DO THIS. Pictures stay out of your copy, but everything else in the records below must be repeated exactly.

(Items from a dataset)
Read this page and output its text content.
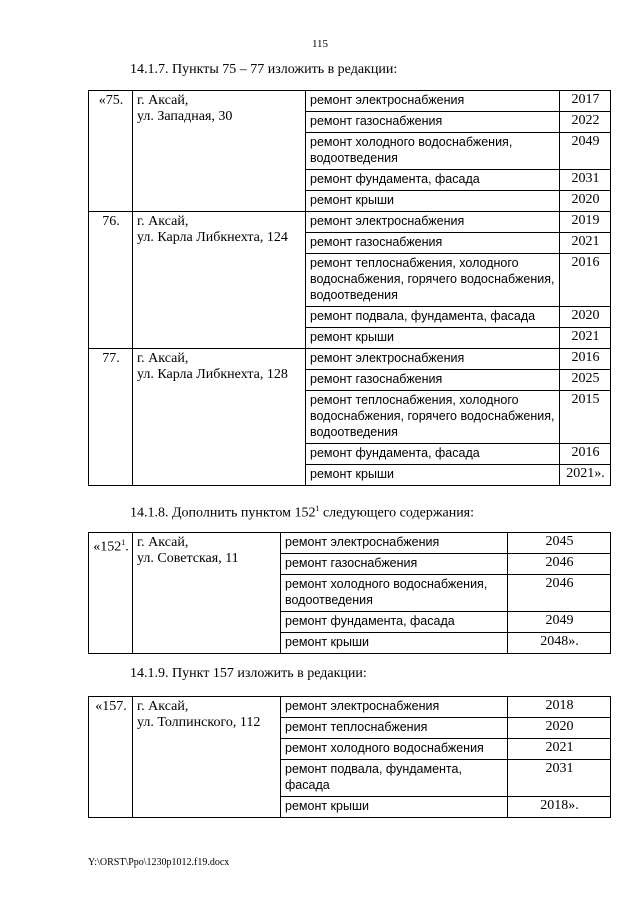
115
14.1.7. Пункты 75 – 77 изложить в редакции:
«75.	г. Аксай,
ул. Западная, 30	ремонт электроснабжения	2017
		ремонт газоснабжения	2022
		ремонт холодного водоснабжения, водоотведения	2049
		ремонт фундамента, фасада	2031
		ремонт крыши	2020
76.	г. Аксай,
ул. Карла Либкнехта, 124	ремонт электроснабжения	2019
		ремонт газоснабжения	2021
		ремонт теплоснабжения, холодного водоснабжения, горячего водоснабжения, водоотведения	2016
		ремонт подвала, фундамента, фасада	2020
		ремонт крыши	2021
77.	г. Аксай,
ул. Карла Либкнехта, 128	ремонт электроснабжения	2016
		ремонт газоснабжения	2025
		ремонт теплоснабжения, холодного водоснабжения, горячего водоснабжения, водоотведения	2015
		ремонт фундамента, фасада	2016
		ремонт крыши	2021».
14.1.8. Дополнить пунктом $152^1$ следующего содержания:
«$152^1$.	г. Аксай,
ул. Советская, 11	ремонт электроснабжения	2045
		ремонт газоснабжения	2046
		ремонт холодного водоснабжения, водоотведения	2046
		ремонт фундамента, фасада	2049
		ремонт крыши	2048».
14.1.9. Пункт 157 изложить в редакции:
«157.	г. Аксай,
ул. Толпинского, 112	ремонт электроснабжения	2018
		ремонт теплоснабжения	2020
		ремонт холодного водоснабжения	2021
		ремонт подвала, фундамента, фасада	2031
		ремонт крыши	2018».
Y:\ORST\Ppo\1230p1012.f19.docx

THE REPLY.
Read this page and output its text content.
115
14.1.7. Пункты 75 – 77 изложить в редакции:
«75.	г. Аксай,
ул. Западная, 30	ремонт электроснабжения	2017
		ремонт газоснабжения	2022
		ремонт холодного водоснабжения, водоотведения	2049
		ремонт фундамента, фасада	2031
		ремонт крыши	2020
76.	г. Аксай,
ул. Карла Либкнехта, 124	ремонт электроснабжения	2019
		ремонт газоснабжения	2021
		ремонт теплоснабжения, холодного водоснабжения, горячего водоснабжения, водоотведения	2016
		ремонт подвала, фундамента, фасада	2020
		ремонт крыши	2021
77.	г. Аксай,
ул. Карла Либкнехта, 128	ремонт электроснабжения	2016
		ремонт газоснабжения	2025
		ремонт теплоснабжения, холодного водоснабжения, горячего водоснабжения, водоотведения	2015
		ремонт фундамента, фасада	2016
		ремонт крыши	2021».
14.1.8. Дополнить пунктом $152^1$ следующего содержания:
«$152^1$.	г. Аксай,
ул. Советская, 11	ремонт электроснабжения	2045
		ремонт газоснабжения	2046
		ремонт холодного водоснабжения, водоотведения	2046
		ремонт фундамента, фасада	2049
		ремонт крыши	2048».
14.1.9. Пункт 157 изложить в редакции:
«157.	г. Аксай,
ул. Толпинского, 112	ремонт электроснабжения	2018
		ремонт теплоснабжения	2020
		ремонт холодного водоснабжения	2021
		ремонт подвала, фундамента, фасада	2031
		ремонт крыши	2018».
Y:\ORST\Ppo\1230p1012.f19.docx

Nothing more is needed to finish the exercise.